(DATA LISTING):

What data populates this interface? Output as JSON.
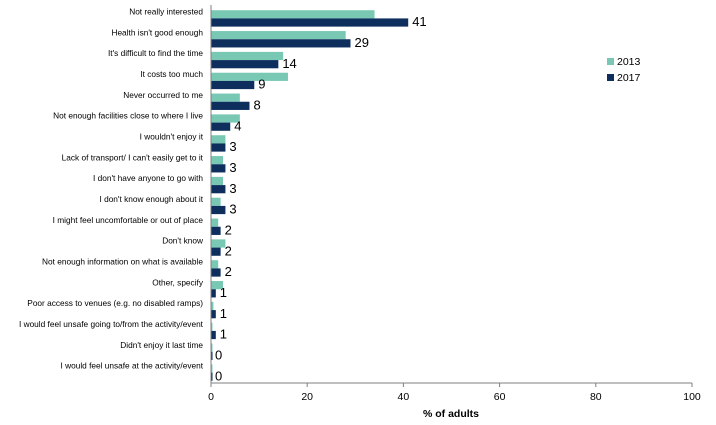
{
  "chart_data": {
    "type": "bar",
    "orientation": "horizontal",
    "xlabel": "% of adults",
    "xlim": [
      0,
      100
    ],
    "xticks": [
      0,
      20,
      40,
      60,
      80,
      100
    ],
    "grid": false,
    "legend_position": "right",
    "categories": [
      "Not really interested",
      "Health isn't good enough",
      "It's difficult to find the time",
      "It costs too much",
      "Never occurred to me",
      "Not enough facilities close to where I live",
      "I wouldn't enjoy it",
      "Lack of transport/ I can't easily get to it",
      "I don't have anyone to go with",
      "I don't know enough about it",
      "I might feel uncomfortable or out of place",
      "Don't know",
      "Not enough information on what is available",
      "Other, specify",
      "Poor access to venues (e.g. no disabled ramps)",
      "I would feel unsafe going to/from the activity/event",
      "Didn't enjoy it last time",
      "I would feel unsafe at the activity/event"
    ],
    "series": [
      {
        "name": "2013",
        "color": "#79c8b4",
        "values": [
          34,
          28,
          15,
          16,
          6,
          6,
          3,
          2.5,
          2.5,
          2,
          1.5,
          3,
          1.5,
          2.5,
          0.5,
          0.3,
          0.3,
          0.3
        ]
      },
      {
        "name": "2017",
        "color": "#0e2f5e",
        "values": [
          41,
          29,
          14,
          9,
          8,
          4,
          3,
          3,
          3,
          3,
          2,
          2,
          2,
          1,
          1,
          1,
          0,
          0
        ],
        "data_labels": [
          "41",
          "29",
          "14",
          "9",
          "8",
          "4",
          "3",
          "3",
          "3",
          "3",
          "2",
          "2",
          "2",
          "1",
          "1",
          "1",
          "0",
          "0"
        ]
      }
    ]
  }
}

(TASK DETAILS): Scan the material line by line and report each one that contains "know".

(TASK SOLUTION):
      "I don't know enough about it",
      "Don't know",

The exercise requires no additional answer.